Dataset excerpt:
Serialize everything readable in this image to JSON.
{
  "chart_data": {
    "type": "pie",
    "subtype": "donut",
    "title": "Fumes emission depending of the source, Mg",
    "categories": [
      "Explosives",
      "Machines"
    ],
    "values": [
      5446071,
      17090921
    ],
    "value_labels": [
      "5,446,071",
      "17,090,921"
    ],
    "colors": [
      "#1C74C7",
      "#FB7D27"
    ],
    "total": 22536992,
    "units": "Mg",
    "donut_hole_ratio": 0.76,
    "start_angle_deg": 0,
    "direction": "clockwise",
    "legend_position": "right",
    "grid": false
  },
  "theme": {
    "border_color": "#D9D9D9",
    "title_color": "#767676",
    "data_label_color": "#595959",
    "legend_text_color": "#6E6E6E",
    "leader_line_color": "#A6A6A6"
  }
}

**DO THIS**
Reproduce the material above exactly; please quote every line of it.

**WRITTEN ANSWER**
Serialize everything readable in this image to JSON.
{
  "chart_data": {
    "type": "pie",
    "subtype": "donut",
    "title": "Fumes emission depending of the source, Mg",
    "categories": [
      "Explosives",
      "Machines"
    ],
    "values": [
      5446071,
      17090921
    ],
    "value_labels": [
      "5,446,071",
      "17,090,921"
    ],
    "colors": [
      "#1C74C7",
      "#FB7D27"
    ],
    "total": 22536992,
    "units": "Mg",
    "donut_hole_ratio": 0.76,
    "start_angle_deg": 0,
    "direction": "clockwise",
    "legend_position": "right",
    "grid": false
  },
  "theme": {
    "border_color": "#D9D9D9",
    "title_color": "#767676",
    "data_label_color": "#595959",
    "legend_text_color": "#6E6E6E",
    "leader_line_color": "#A6A6A6"
  }
}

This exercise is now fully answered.